In full and without deviation, write out the entries that follow.

──────── GIVEN ENTRIES ────────

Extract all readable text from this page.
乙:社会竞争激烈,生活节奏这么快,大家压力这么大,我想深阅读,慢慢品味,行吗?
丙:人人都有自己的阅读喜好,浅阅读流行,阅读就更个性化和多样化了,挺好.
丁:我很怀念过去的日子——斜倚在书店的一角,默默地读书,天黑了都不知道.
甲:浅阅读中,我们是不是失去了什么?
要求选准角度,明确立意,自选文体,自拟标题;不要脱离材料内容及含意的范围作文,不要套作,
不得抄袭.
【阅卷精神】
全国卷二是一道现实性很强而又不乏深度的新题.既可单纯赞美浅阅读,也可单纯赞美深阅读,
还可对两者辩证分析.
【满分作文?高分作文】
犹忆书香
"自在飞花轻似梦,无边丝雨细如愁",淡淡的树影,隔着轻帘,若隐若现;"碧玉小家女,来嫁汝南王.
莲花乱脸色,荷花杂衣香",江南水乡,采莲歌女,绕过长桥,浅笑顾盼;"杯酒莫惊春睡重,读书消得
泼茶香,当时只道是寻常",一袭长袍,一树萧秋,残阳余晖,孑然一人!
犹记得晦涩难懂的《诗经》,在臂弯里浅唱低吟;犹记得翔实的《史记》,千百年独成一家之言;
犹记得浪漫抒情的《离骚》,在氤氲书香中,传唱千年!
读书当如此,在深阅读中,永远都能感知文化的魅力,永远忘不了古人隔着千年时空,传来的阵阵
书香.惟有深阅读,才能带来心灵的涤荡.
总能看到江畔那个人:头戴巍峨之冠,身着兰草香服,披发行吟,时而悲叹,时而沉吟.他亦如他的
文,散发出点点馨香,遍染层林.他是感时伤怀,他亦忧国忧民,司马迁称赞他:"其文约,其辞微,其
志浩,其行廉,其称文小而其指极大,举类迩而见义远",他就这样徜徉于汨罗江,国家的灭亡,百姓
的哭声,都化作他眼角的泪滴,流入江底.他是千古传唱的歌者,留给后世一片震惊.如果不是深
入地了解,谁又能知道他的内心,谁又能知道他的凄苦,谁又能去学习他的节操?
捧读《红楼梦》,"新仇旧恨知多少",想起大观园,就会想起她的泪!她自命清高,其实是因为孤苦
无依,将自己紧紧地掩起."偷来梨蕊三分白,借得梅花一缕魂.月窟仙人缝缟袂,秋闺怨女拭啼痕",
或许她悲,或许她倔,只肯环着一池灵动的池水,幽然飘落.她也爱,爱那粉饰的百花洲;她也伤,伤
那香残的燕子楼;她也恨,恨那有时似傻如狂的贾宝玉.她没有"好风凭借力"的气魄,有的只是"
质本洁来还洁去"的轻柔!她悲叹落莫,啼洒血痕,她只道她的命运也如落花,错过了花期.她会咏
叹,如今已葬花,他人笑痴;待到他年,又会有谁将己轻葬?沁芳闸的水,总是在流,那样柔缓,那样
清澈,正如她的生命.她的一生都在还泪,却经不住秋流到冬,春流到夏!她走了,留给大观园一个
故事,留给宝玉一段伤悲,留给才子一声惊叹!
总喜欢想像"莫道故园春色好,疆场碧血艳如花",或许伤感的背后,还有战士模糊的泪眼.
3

────────

- CORRECT RESULT -
Extract all readable text from this page.
乙:社会竞争激烈,生活节奏这么快,大家压力这么大,我想深阅读,慢慢品味,行吗?
丙:人人都有自己的阅读喜好,浅阅读流行,阅读就更个性化和多样化了,挺好.
丁:我很怀念过去的日子——斜倚在书店的一角,默默地读书,天黑了都不知道.
甲:浅阅读中,我们是不是失去了什么?
要求选准角度,明确立意,自选文体,自拟标题;不要脱离材料内容及含意的范围作文,不要套作,
不得抄袭.
【阅卷精神】
全国卷二是一道现实性很强而又不乏深度的新题.既可单纯赞美浅阅读,也可单纯赞美深阅读,
还可对两者辩证分析.
【满分作文?高分作文】
犹忆书香
"自在飞花轻似梦,无边丝雨细如愁",淡淡的树影,隔着轻帘,若隐若现;"碧玉小家女,来嫁汝南王.
莲花乱脸色,荷花杂衣香",江南水乡,采莲歌女,绕过长桥,浅笑顾盼;"杯酒莫惊春睡重,读书消得
泼茶香,当时只道是寻常",一袭长袍,一树萧秋,残阳余晖,孑然一人!
犹记得晦涩难懂的《诗经》,在臂弯里浅唱低吟;犹记得翔实的《史记》,千百年独成一家之言;
犹记得浪漫抒情的《离骚》,在氤氲书香中,传唱千年!
读书当如此,在深阅读中,永远都能感知文化的魅力,永远忘不了古人隔着千年时空,传来的阵阵
书香.惟有深阅读,才能带来心灵的涤荡.
总能看到江畔那个人:头戴巍峨之冠,身着兰草香服,披发行吟,时而悲叹,时而沉吟.他亦如他的
文,散发出点点馨香,遍染层林.他是感时伤怀,他亦忧国忧民,司马迁称赞他:"其文约,其辞微,其
志浩,其行廉,其称文小而其指极大,举类迩而见义远",他就这样徜徉于汨罗江,国家的灭亡,百姓
的哭声,都化作他眼角的泪滴,流入江底.他是千古传唱的歌者,留给后世一片震惊.如果不是深
入地了解,谁又能知道他的内心,谁又能知道他的凄苦,谁又能去学习他的节操?
捧读《红楼梦》,"新仇旧恨知多少",想起大观园,就会想起她的泪!她自命清高,其实是因为孤苦
无依,将自己紧紧地掩起."偷来梨蕊三分白,借得梅花一缕魂.月窟仙人缝缟袂,秋闺怨女拭啼痕",
或许她悲,或许她倔,只肯环着一池灵动的池水,幽然飘落.她也爱,爱那粉饰的百花洲;她也伤,伤
那香残的燕子楼;她也恨,恨那有时似傻如狂的贾宝玉.她没有"好风凭借力"的气魄,有的只是"
质本洁来还洁去"的轻柔!她悲叹落莫,啼洒血痕,她只道她的命运也如落花,错过了花期.她会咏
叹,如今已葬花,他人笑痴;待到他年,又会有谁将己轻葬?沁芳闸的水,总是在流,那样柔缓,那样
清澈,正如她的生命.她的一生都在还泪,却经不住秋流到冬,春流到夏!她走了,留给大观园一个
故事,留给宝玉一段伤悲,留给才子一声惊叹!
总喜欢想像"莫道故园春色好,疆场碧血艳如花",或许伤感的背后,还有战士模糊的泪眼.
3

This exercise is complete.